The problem: Exact repetition is required: output every record in full.

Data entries
____________
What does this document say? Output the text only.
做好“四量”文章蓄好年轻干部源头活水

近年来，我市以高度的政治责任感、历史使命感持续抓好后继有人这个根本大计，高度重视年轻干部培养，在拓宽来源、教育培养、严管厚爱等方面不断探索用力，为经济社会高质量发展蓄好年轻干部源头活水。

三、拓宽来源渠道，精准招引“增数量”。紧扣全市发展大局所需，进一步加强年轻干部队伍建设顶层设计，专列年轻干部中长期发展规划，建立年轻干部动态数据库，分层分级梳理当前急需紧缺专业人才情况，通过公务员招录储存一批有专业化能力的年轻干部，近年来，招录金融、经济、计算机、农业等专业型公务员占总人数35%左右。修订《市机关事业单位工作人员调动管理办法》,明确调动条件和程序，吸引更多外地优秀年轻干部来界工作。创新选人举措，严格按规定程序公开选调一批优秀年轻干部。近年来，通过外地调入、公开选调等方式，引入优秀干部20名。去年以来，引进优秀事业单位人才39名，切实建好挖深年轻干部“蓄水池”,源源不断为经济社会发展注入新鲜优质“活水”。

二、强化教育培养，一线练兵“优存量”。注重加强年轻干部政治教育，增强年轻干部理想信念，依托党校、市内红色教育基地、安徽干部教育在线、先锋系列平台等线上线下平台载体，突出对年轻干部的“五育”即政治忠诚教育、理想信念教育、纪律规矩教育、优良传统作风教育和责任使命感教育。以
____________
Exercise response:
What does this document say? Output the text only.
做好“四量”文章蓄好年轻干部源头活水

近年来，我市以高度的政治责任感、历史使命感持续抓好后继有人这个根本大计，高度重视年轻干部培养，在拓宽来源、教育培养、严管厚爱等方面不断探索用力，为经济社会高质量发展蓄好年轻干部源头活水。

三、拓宽来源渠道，精准招引“增数量”。紧扣全市发展大局所需，进一步加强年轻干部队伍建设顶层设计，专列年轻干部中长期发展规划，建立年轻干部动态数据库，分层分级梳理当前急需紧缺专业人才情况，通过公务员招录储存一批有专业化能力的年轻干部，近年来，招录金融、经济、计算机、农业等专业型公务员占总人数35%左右。修订《市机关事业单位工作人员调动管理办法》,明确调动条件和程序，吸引更多外地优秀年轻干部来界工作。创新选人举措，严格按规定程序公开选调一批优秀年轻干部。近年来，通过外地调入、公开选调等方式，引入优秀干部20名。去年以来，引进优秀事业单位人才39名，切实建好挖深年轻干部“蓄水池”,源源不断为经济社会发展注入新鲜优质“活水”。

二、强化教育培养，一线练兵“优存量”。注重加强年轻干部政治教育，增强年轻干部理想信念，依托党校、市内红色教育基地、安徽干部教育在线、先锋系列平台等线上线下平台载体，突出对年轻干部的“五育”即政治忠诚教育、理想信念教育、纪律规矩教育、优良传统作风教育和责任使命感教育。以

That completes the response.